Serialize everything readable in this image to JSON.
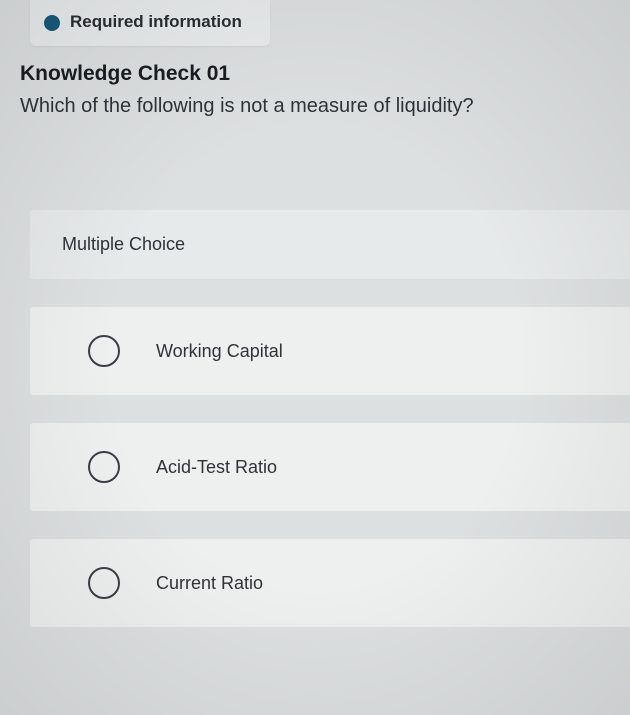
{
  "header": {
    "tab_label": "Required information",
    "dot_color": "#1a5a7a"
  },
  "question": {
    "title": "Knowledge Check 01",
    "prompt": "Which of the following is not a measure of liquidity?"
  },
  "mc": {
    "section_label": "Multiple Choice",
    "options": [
      {
        "label": "Working Capital"
      },
      {
        "label": "Acid-Test Ratio"
      },
      {
        "label": "Current Ratio"
      }
    ]
  },
  "styling": {
    "page_bg": "#dde0e0",
    "tab_bg": "#e8ebec",
    "mc_header_bg": "#e7eaea",
    "option_bg": "#eef0f0",
    "radio_border": "#3a3f46",
    "title_color": "#1a1d21",
    "text_color": "#2e3338",
    "title_fontsize": 21,
    "prompt_fontsize": 20,
    "section_fontsize": 18,
    "option_fontsize": 18,
    "radio_size": 32
  }
}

To be done — Copy out the records above in full, exactly as written, but not the pictures.

Task result —
Serialize everything readable in this image to JSON.
{
  "header": {
    "tab_label": "Required information",
    "dot_color": "#1a5a7a"
  },
  "question": {
    "title": "Knowledge Check 01",
    "prompt": "Which of the following is not a measure of liquidity?"
  },
  "mc": {
    "section_label": "Multiple Choice",
    "options": [
      {
        "label": "Working Capital"
      },
      {
        "label": "Acid-Test Ratio"
      },
      {
        "label": "Current Ratio"
      }
    ]
  },
  "styling": {
    "page_bg": "#dde0e0",
    "tab_bg": "#e8ebec",
    "mc_header_bg": "#e7eaea",
    "option_bg": "#eef0f0",
    "radio_border": "#3a3f46",
    "title_color": "#1a1d21",
    "text_color": "#2e3338",
    "title_fontsize": 21,
    "prompt_fontsize": 20,
    "section_fontsize": 18,
    "option_fontsize": 18,
    "radio_size": 32
  }
}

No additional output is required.